[Excerpts from a figure dataset]
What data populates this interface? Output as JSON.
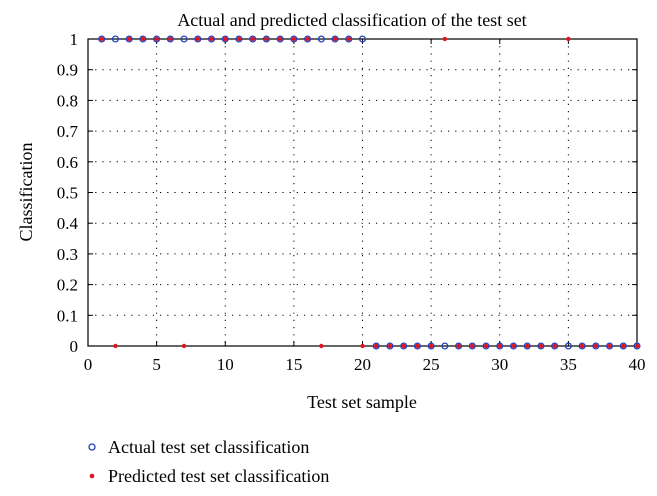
{
  "chart_data": {
    "type": "scatter",
    "title": "Actual and predicted classification of the test set",
    "xlabel": "Test set sample",
    "ylabel": "Classification",
    "xlim": [
      0,
      40
    ],
    "ylim": [
      0,
      1
    ],
    "xticks": [
      "0",
      "5",
      "10",
      "15",
      "20",
      "25",
      "30",
      "35",
      "40"
    ],
    "yticks": [
      "0",
      "0.1",
      "0.2",
      "0.3",
      "0.4",
      "0.5",
      "0.6",
      "0.7",
      "0.8",
      "0.9",
      "1"
    ],
    "grid": true,
    "legend_placement": "bottom-left",
    "series": [
      {
        "name": "Actual test set classification",
        "marker": "hollow-circle",
        "color": "#1f3fbf",
        "x": [
          1,
          2,
          3,
          4,
          5,
          6,
          7,
          8,
          9,
          10,
          11,
          12,
          13,
          14,
          15,
          16,
          17,
          18,
          19,
          20,
          21,
          22,
          23,
          24,
          25,
          26,
          27,
          28,
          29,
          30,
          31,
          32,
          33,
          34,
          35,
          36,
          37,
          38,
          39,
          40
        ],
        "y": [
          1,
          1,
          1,
          1,
          1,
          1,
          1,
          1,
          1,
          1,
          1,
          1,
          1,
          1,
          1,
          1,
          1,
          1,
          1,
          1,
          0,
          0,
          0,
          0,
          0,
          0,
          0,
          0,
          0,
          0,
          0,
          0,
          0,
          0,
          0,
          0,
          0,
          0,
          0,
          0
        ]
      },
      {
        "name": "Predicted test set classification",
        "marker": "dot",
        "color": "#e0141e",
        "x": [
          1,
          2,
          3,
          4,
          5,
          6,
          7,
          8,
          9,
          10,
          11,
          12,
          13,
          14,
          15,
          16,
          17,
          18,
          19,
          20,
          21,
          22,
          23,
          24,
          25,
          26,
          27,
          28,
          29,
          30,
          31,
          32,
          33,
          34,
          35,
          36,
          37,
          38,
          39,
          40
        ],
        "y": [
          1,
          0,
          1,
          1,
          1,
          1,
          0,
          1,
          1,
          1,
          1,
          1,
          1,
          1,
          1,
          1,
          0,
          1,
          1,
          0,
          0,
          0,
          0,
          0,
          0,
          1,
          0,
          0,
          0,
          0,
          0,
          0,
          0,
          0,
          1,
          0,
          0,
          0,
          0,
          0
        ]
      }
    ]
  }
}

*What the task asks*:
Leave out all images, then reproduce the entries above exactly.

*Right answer*:
What data populates this interface? Output as JSON.
{
  "chart_data": {
    "type": "scatter",
    "title": "Actual and predicted classification of the test set",
    "xlabel": "Test set sample",
    "ylabel": "Classification",
    "xlim": [
      0,
      40
    ],
    "ylim": [
      0,
      1
    ],
    "xticks": [
      "0",
      "5",
      "10",
      "15",
      "20",
      "25",
      "30",
      "35",
      "40"
    ],
    "yticks": [
      "0",
      "0.1",
      "0.2",
      "0.3",
      "0.4",
      "0.5",
      "0.6",
      "0.7",
      "0.8",
      "0.9",
      "1"
    ],
    "grid": true,
    "legend_placement": "bottom-left",
    "series": [
      {
        "name": "Actual test set classification",
        "marker": "hollow-circle",
        "color": "#1f3fbf",
        "x": [
          1,
          2,
          3,
          4,
          5,
          6,
          7,
          8,
          9,
          10,
          11,
          12,
          13,
          14,
          15,
          16,
          17,
          18,
          19,
          20,
          21,
          22,
          23,
          24,
          25,
          26,
          27,
          28,
          29,
          30,
          31,
          32,
          33,
          34,
          35,
          36,
          37,
          38,
          39,
          40
        ],
        "y": [
          1,
          1,
          1,
          1,
          1,
          1,
          1,
          1,
          1,
          1,
          1,
          1,
          1,
          1,
          1,
          1,
          1,
          1,
          1,
          1,
          0,
          0,
          0,
          0,
          0,
          0,
          0,
          0,
          0,
          0,
          0,
          0,
          0,
          0,
          0,
          0,
          0,
          0,
          0,
          0
        ]
      },
      {
        "name": "Predicted test set classification",
        "marker": "dot",
        "color": "#e0141e",
        "x": [
          1,
          2,
          3,
          4,
          5,
          6,
          7,
          8,
          9,
          10,
          11,
          12,
          13,
          14,
          15,
          16,
          17,
          18,
          19,
          20,
          21,
          22,
          23,
          24,
          25,
          26,
          27,
          28,
          29,
          30,
          31,
          32,
          33,
          34,
          35,
          36,
          37,
          38,
          39,
          40
        ],
        "y": [
          1,
          0,
          1,
          1,
          1,
          1,
          0,
          1,
          1,
          1,
          1,
          1,
          1,
          1,
          1,
          1,
          0,
          1,
          1,
          0,
          0,
          0,
          0,
          0,
          0,
          1,
          0,
          0,
          0,
          0,
          0,
          0,
          0,
          0,
          1,
          0,
          0,
          0,
          0,
          0
        ]
      }
    ]
  }
}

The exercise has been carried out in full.